Stored records
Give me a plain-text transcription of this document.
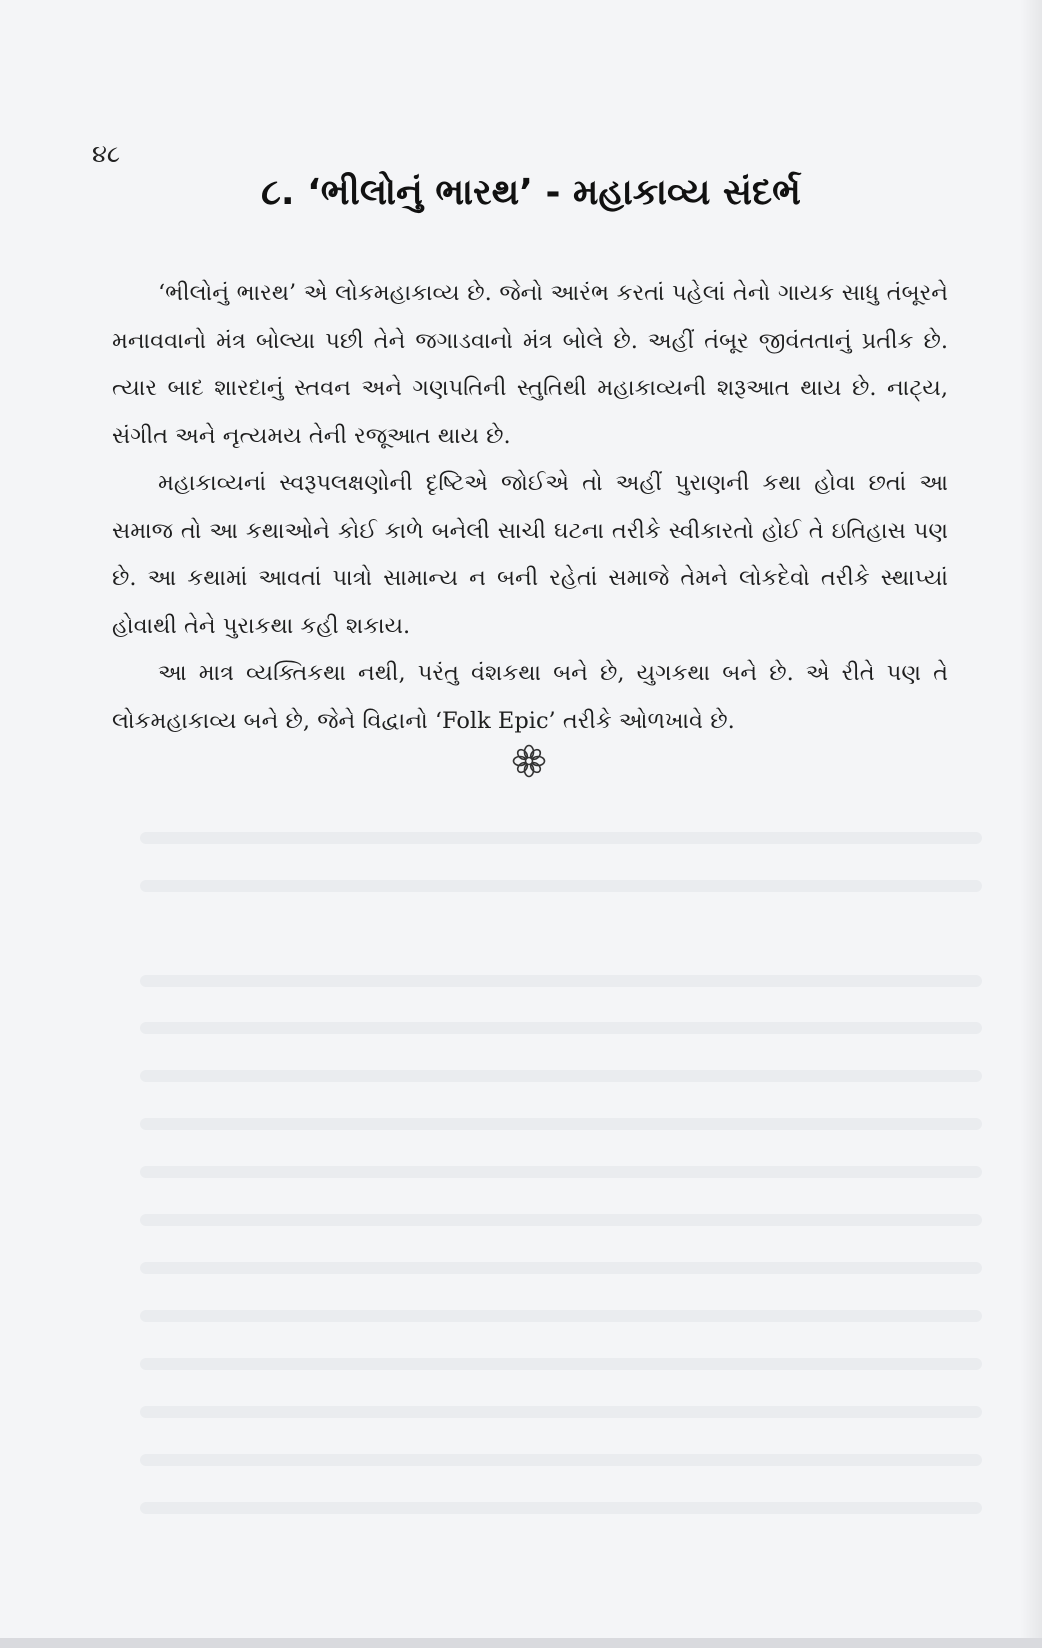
૪૮
૮. ‘ભીલોનું ભારથ’ - મહાકાવ્ય સંદર્ભ

‘ભીલોનું ભારથ’ એ લોકમહાકાવ્ય છે. જેનો આરંભ કરતાં પહેલાં તેનો ગાયક સાધુ તંબૂરને મનાવવાનો મંત્ર બોલ્યા પછી તેને જગાડવાનો મંત્ર બોલે છે. અહીં તંબૂર જીવંતતાનું પ્રતીક છે. ત્યાર બાદ શારદાનું સ્તવન અને ગણપતિની સ્તુતિથી મહાકાવ્યની શરૂઆત થાય છે. નાટ્ય, સંગીત અને નૃત્યમય તેની રજૂઆત થાય છે.

મહાકાવ્યનાં સ્વરૂપલક્ષણોની દૃષ્ટિએ જોઈએ તો અહીં પુરાણની કથા હોવા છતાં આ સમાજ તો આ કથાઓને કોઈ કાળે બનેલી સાચી ઘટના તરીકે સ્વીકારતો હોઈ તે ઇતિહાસ પણ છે. આ કથામાં આવતાં પાત્રો સામાન્ય ન બની રહેતાં સમાજે તેમને લોકદેવો તરીકે સ્થાપ્યાં હોવાથી તેને પુરાકથા કહી શકાય.

આ માત્ર વ્યક્તિકથા નથી, પરંતુ વંશકથા બને છે, યુગકથા બને છે. એ રીતે પણ તે લોકમહાકાવ્ય બને છે, જેને વિદ્વાનો ‘Folk Epic’ તરીકે ઓળખાવે છે.
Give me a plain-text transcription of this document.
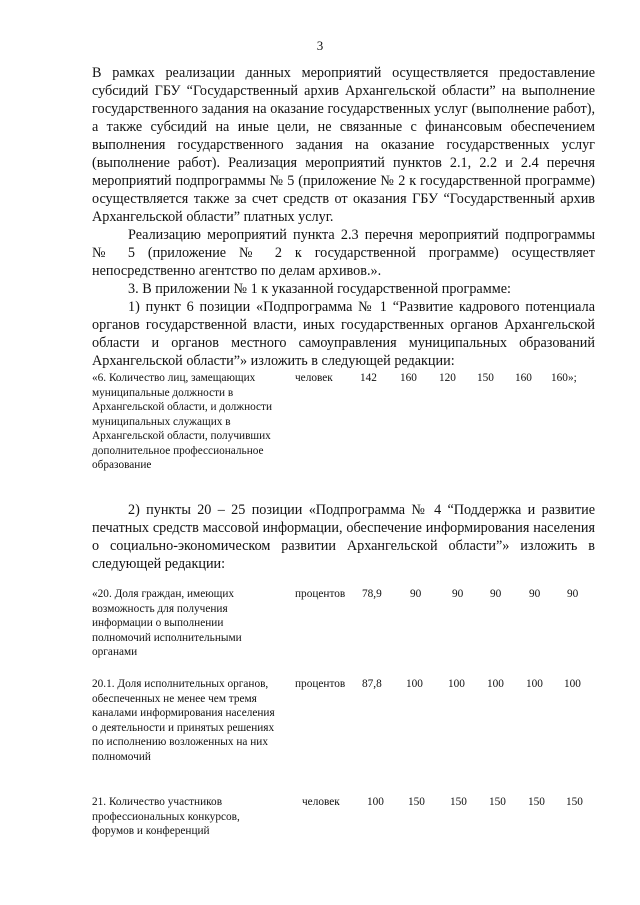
3

В рамках реализации данных мероприятий осуществляется предоставление субсидий ГБУ “Государственный архив Архангельской области” на выполнение государственного задания на оказание государственных услуг (выполнение работ), а также субсидий на иные цели, не связанные с финансовым обеспечением выполнения государственного задания на оказание государственных услуг (выполнение работ). Реализация мероприятий пунктов 2.1, 2.2 и 2.4 перечня мероприятий подпрограммы № 5 (приложение № 2 к государственной программе) осуществляется также за счет средств от оказания ГБУ “Государственный архив Архангельской области” платных услуг.

Реализацию мероприятий пункта 2.3 перечня мероприятий подпрограммы № 5 (приложение № 2 к государственной программе) осуществляет непосредственно агентство по делам архивов.».

3. В приложении № 1 к указанной государственной программе:

1) пункт 6 позиции «Подпрограмма № 1 “Развитие кадрового потенциала органов государственной власти, иных государственных органов Архангельской области и органов местного самоуправления муниципальных образований Архангельской области”» изложить в следующей редакции:

«6. Количество лиц, замещающих муниципальные должности в Архангельской области, и должности муниципальных служащих в Архангельской области, получивших дополнительное профессиональное образование
человек 142 160 120 150 160 160»;

2) пункты 20 – 25 позиции «Подпрограмма № 4 “Поддержка и развитие печатных средств массовой информации, обеспечение информирования населения о социально-экономическом развитии Архангельской области”» изложить в следующей редакции:

«20. Доля граждан, имеющих возможность для получения информации о выполнении полномочий исполнительными органами
процентов 78,9 90	90 90 90 90
20.1. Доля исполнительных органов, обеспеченных не менее чем тремя каналами информирования населения о деятельности и принятых решениях по исполнению возложенных на них полномочий
процентов 87,8 100 100 100 100 100
21. Количество участников профессиональных конкурсов, форумов и конференций
человек 100 150 150 150 150 150
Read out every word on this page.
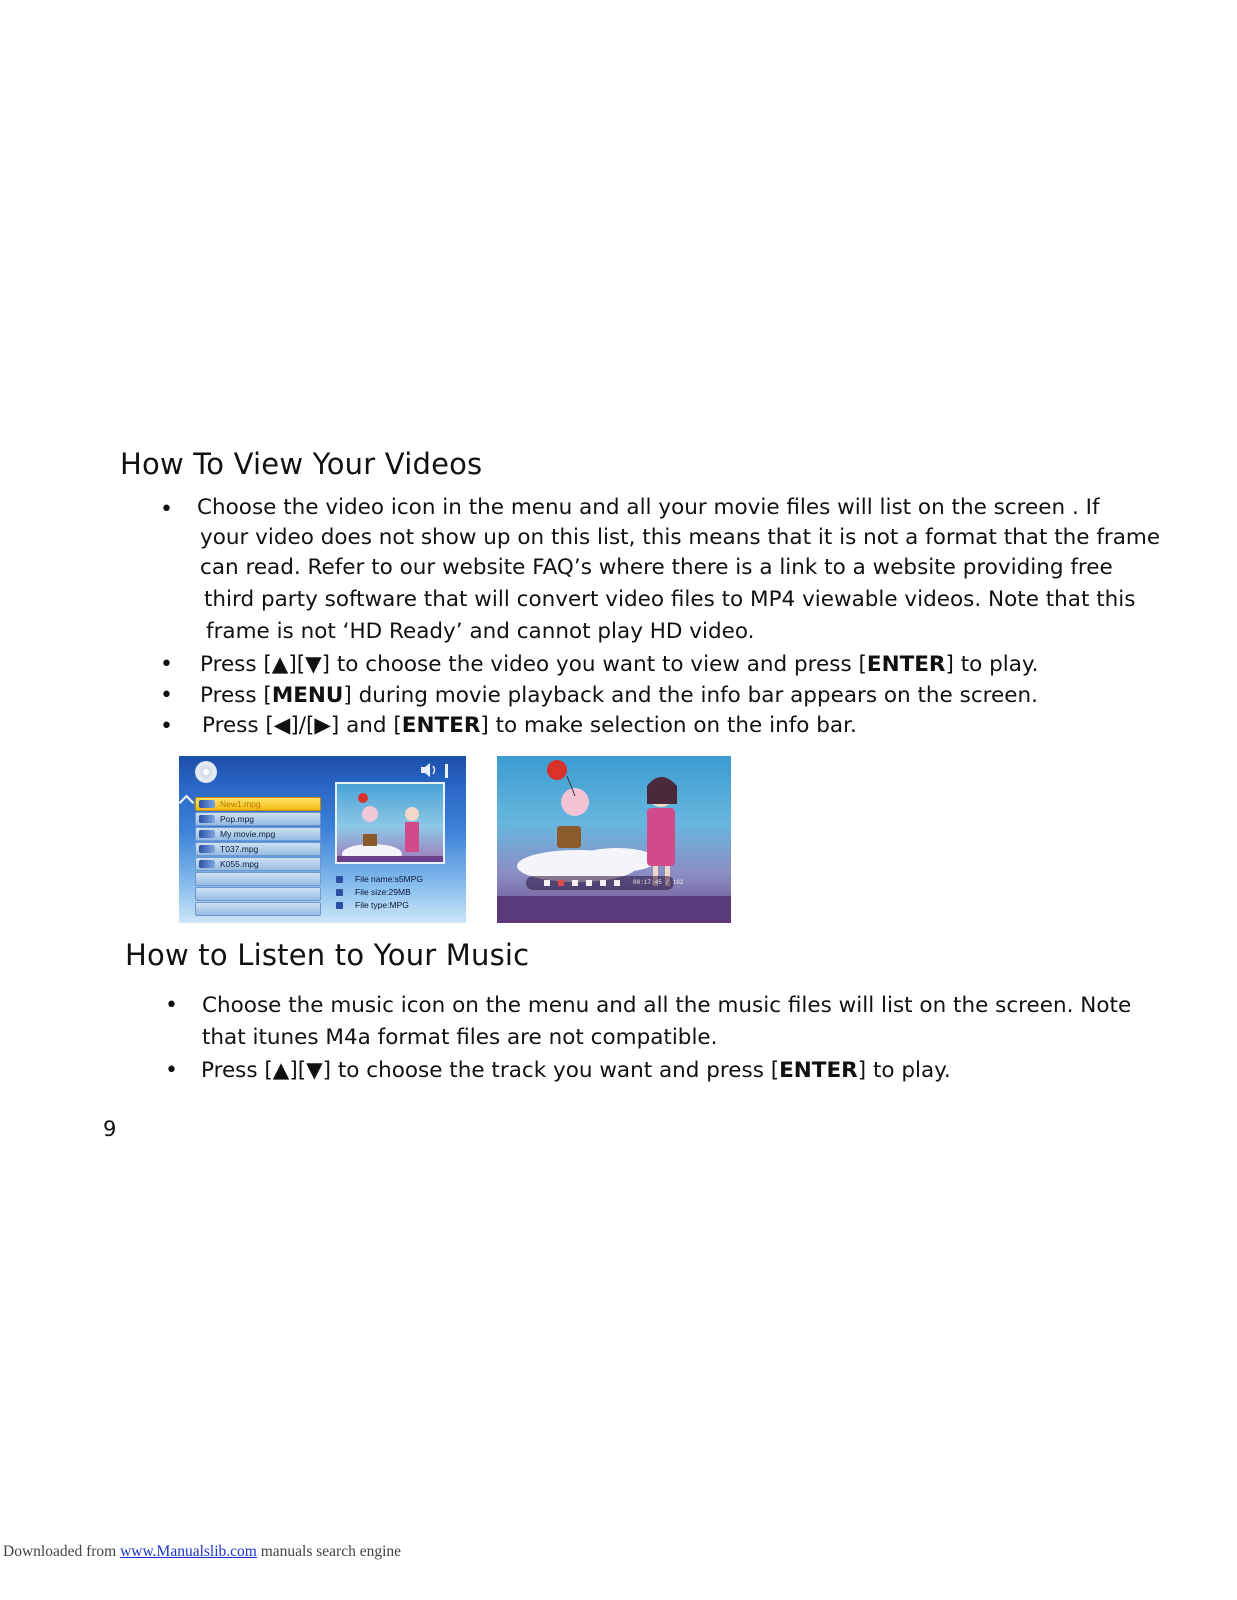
How To View Your Videos
• Choose the video icon in the menu and all your movie files will list on the screen . If
your video does not show up on this list, this means that it is not a format that the frame
can read. Refer to our website FAQ’s where there is a link to a website providing free
third party software that will convert video files to MP4 viewable videos. Note that this
frame is not ‘HD Ready’ and cannot play HD video.
• Press [▲][▼] to choose the video you want to view and press [ENTER] to play.
• Press [MENU] during movie playback and the info bar appears on the screen.
• Press [◀]/[▶] and [ENTER] to make selection on the info bar.
New1.mpg
Pop.mpg
My movie.mpg
T037.mpg
K055.mpg
File name:s5MPG
File size:29MB
File type:MPG
00:17:45 / 102
How to Listen to Your Music
• Choose the music icon on the menu and all the music files will list on the screen. Note
that itunes M4a format files are not compatible.
• Press [▲][▼] to choose the track you want and press [ENTER] to play.
9
Downloaded from www.Manualslib.com manuals search engine
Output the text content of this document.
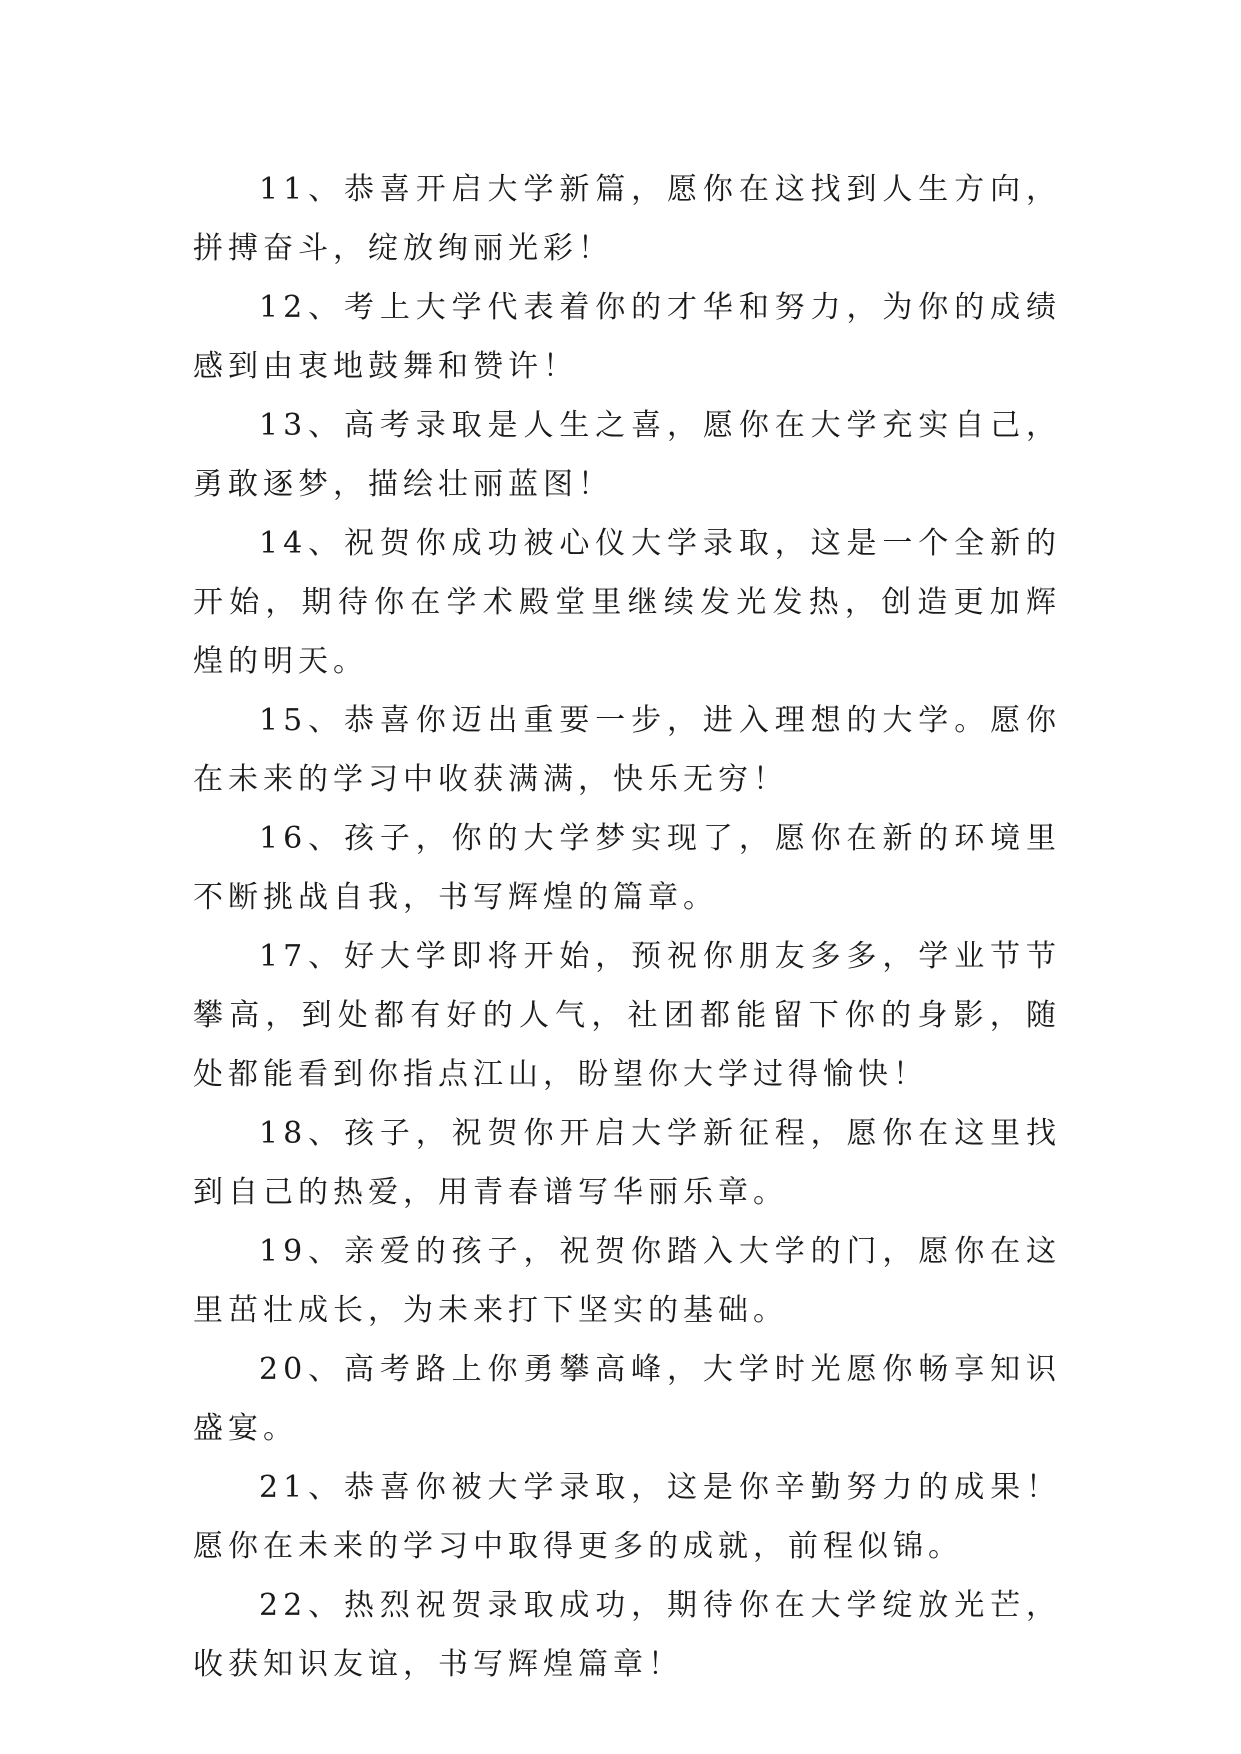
11、恭喜开启大学新篇，愿你在这找到人生方向，拼搏奋斗，绽放绚丽光彩！

12、考上大学代表着你的才华和努力，为你的成绩感到由衷地鼓舞和赞许！

13、高考录取是人生之喜，愿你在大学充实自己，勇敢逐梦，描绘壮丽蓝图！

14、祝贺你成功被心仪大学录取，这是一个全新的开始，期待你在学术殿堂里继续发光发热，创造更加辉煌的明天。

15、恭喜你迈出重要一步，进入理想的大学。愿你在未来的学习中收获满满，快乐无穷！

16、孩子，你的大学梦实现了，愿你在新的环境里不断挑战自我，书写辉煌的篇章。

17、好大学即将开始，预祝你朋友多多，学业节节攀高，到处都有好的人气，社团都能留下你的身影，随处都能看到你指点江山，盼望你大学过得愉快！

18、孩子，祝贺你开启大学新征程，愿你在这里找到自己的热爱，用青春谱写华丽乐章。

19、亲爱的孩子，祝贺你踏入大学的门，愿你在这里茁壮成长，为未来打下坚实的基础。

20、高考路上你勇攀高峰，大学时光愿你畅享知识盛宴。

21、恭喜你被大学录取，这是你辛勤努力的成果！愿你在未来的学习中取得更多的成就，前程似锦。

22、热烈祝贺录取成功，期待你在大学绽放光芒，收获知识友谊，书写辉煌篇章！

> **Task details**
Using the material above, retype each entry exactly and omit the pictures.

> **The answer**
Give me a plain-text transcription of this document.
૪૮
૮. ‘ભીલોનું ભારથ’ - મહાકાવ્ય સંદર્ભ

‘ભીલોનું ભારથ’ એ લોકમહાકાવ્ય છે. જેનો આરંભ કરતાં પહેલાં તેનો ગાયક સાધુ તંબૂરને મનાવવાનો મંત્ર બોલ્યા પછી તેને જગાડવાનો મંત્ર બોલે છે. અહીં તંબૂર જીવંતતાનું પ્રતીક છે. ત્યાર બાદ શારદાનું સ્તવન અને ગણપતિની સ્તુતિથી મહાકાવ્યની શરૂઆત થાય છે. નાટ્ય, સંગીત અને નૃત્યમય તેની રજૂઆત થાય છે.

મહાકાવ્યનાં સ્વરૂપલક્ષણોની દૃષ્ટિએ જોઈએ તો અહીં પુરાણની કથા હોવા છતાં આ સમાજ તો આ કથાઓને કોઈ કાળે બનેલી સાચી ઘટના તરીકે સ્વીકારતો હોઈ તે ઇતિહાસ પણ છે. આ કથામાં આવતાં પાત્રો સામાન્ય ન બની રહેતાં સમાજે તેમને લોકદેવો તરીકે સ્થાપ્યાં હોવાથી તેને પુરાકથા કહી શકાય.

આ માત્ર વ્યક્તિકથા નથી, પરંતુ વંશકથા બને છે, યુગકથા બને છે. એ રીતે પણ તે લોકમહાકાવ્ય બને છે, જેને વિદ્વાનો ‘Folk Epic’ તરીકે ઓળખાવે છે.
Give me a plain-text transcription of this document.
3

В рамках реализации данных мероприятий осуществляется предоставление субсидий ГБУ “Государственный архив Архангельской области” на выполнение государственного задания на оказание государственных услуг (выполнение работ), а также субсидий на иные цели, не связанные с финансовым обеспечением выполнения государственного задания на оказание государственных услуг (выполнение работ). Реализация мероприятий пунктов 2.1, 2.2 и 2.4 перечня мероприятий подпрограммы № 5 (приложение № 2 к государственной программе) осуществляется также за счет средств от оказания ГБУ “Государственный архив Архангельской области” платных услуг.

Реализацию мероприятий пункта 2.3 перечня мероприятий подпрограммы № 5 (приложение № 2 к государственной программе) осуществляет непосредственно агентство по делам архивов.».

3. В приложении № 1 к указанной государственной программе:

1) пункт 6 позиции «Подпрограмма № 1 “Развитие кадрового потенциала органов государственной власти, иных государственных органов Архангельской области и органов местного самоуправления муниципальных образований Архангельской области”» изложить в следующей редакции:

«6. Количество лиц, замещающих муниципальные должности в Архангельской области, и должности муниципальных служащих в Архангельской области, получивших дополнительное профессиональное образование
человек 142 160 120 150 160 160»;

2) пункты 20 – 25 позиции «Подпрограмма № 4 “Поддержка и развитие печатных средств массовой информации, обеспечение информирования населения о социально-экономическом развитии Архангельской области”» изложить в следующей редакции:

«20. Доля граждан, имеющих возможность для получения информации о выполнении полномочий исполнительными органами
процентов 78,9 90	90 90 90 90
20.1. Доля исполнительных органов, обеспеченных не менее чем тремя каналами информирования населения о деятельности и принятых решениях по исполнению возложенных на них полномочий
процентов 87,8 100 100 100 100 100
21. Количество участников профессиональных конкурсов, форумов и конференций
человек 100 150 150 150 150 150
Read out every word on this page.
How To View Your Videos
• Choose the video icon in the menu and all your movie files will list on the screen . If
your video does not show up on this list, this means that it is not a format that the frame
can read. Refer to our website FAQ’s where there is a link to a website providing free
third party software that will convert video files to MP4 viewable videos. Note that this
frame is not ‘HD Ready’ and cannot play HD video.
• Press [▲][▼] to choose the video you want to view and press [ENTER] to play.
• Press [MENU] during movie playback and the info bar appears on the screen.
• Press [◀]/[▶] and [ENTER] to make selection on the info bar.
New1.mpg
Pop.mpg
My movie.mpg
T037.mpg
K055.mpg
File name:s5MPG
File size:29MB
File type:MPG
00:17:45 / 102
How to Listen to Your Music
• Choose the music icon on the menu and all the music files will list on the screen. Note
that itunes M4a format files are not compatible.
• Press [▲][▼] to choose the track you want and press [ENTER] to play.
9
Downloaded from www.Manualslib.com manuals search engine
Output the text content of this document.
11、恭喜开启大学新篇，愿你在这找到人生方向，拼搏奋斗，绽放绚丽光彩！

12、考上大学代表着你的才华和努力，为你的成绩感到由衷地鼓舞和赞许！

13、高考录取是人生之喜，愿你在大学充实自己，勇敢逐梦，描绘壮丽蓝图！

14、祝贺你成功被心仪大学录取，这是一个全新的开始，期待你在学术殿堂里继续发光发热，创造更加辉煌的明天。

15、恭喜你迈出重要一步，进入理想的大学。愿你在未来的学习中收获满满，快乐无穷！

16、孩子，你的大学梦实现了，愿你在新的环境里不断挑战自我，书写辉煌的篇章。

17、好大学即将开始，预祝你朋友多多，学业节节攀高，到处都有好的人气，社团都能留下你的身影，随处都能看到你指点江山，盼望你大学过得愉快！

18、孩子，祝贺你开启大学新征程，愿你在这里找到自己的热爱，用青春谱写华丽乐章。

19、亲爱的孩子，祝贺你踏入大学的门，愿你在这里茁壮成长，为未来打下坚实的基础。

20、高考路上你勇攀高峰，大学时光愿你畅享知识盛宴。

21、恭喜你被大学录取，这是你辛勤努力的成果！愿你在未来的学习中取得更多的成就，前程似锦。

22、热烈祝贺录取成功，期待你在大学绽放光芒，收获知识友谊，书写辉煌篇章！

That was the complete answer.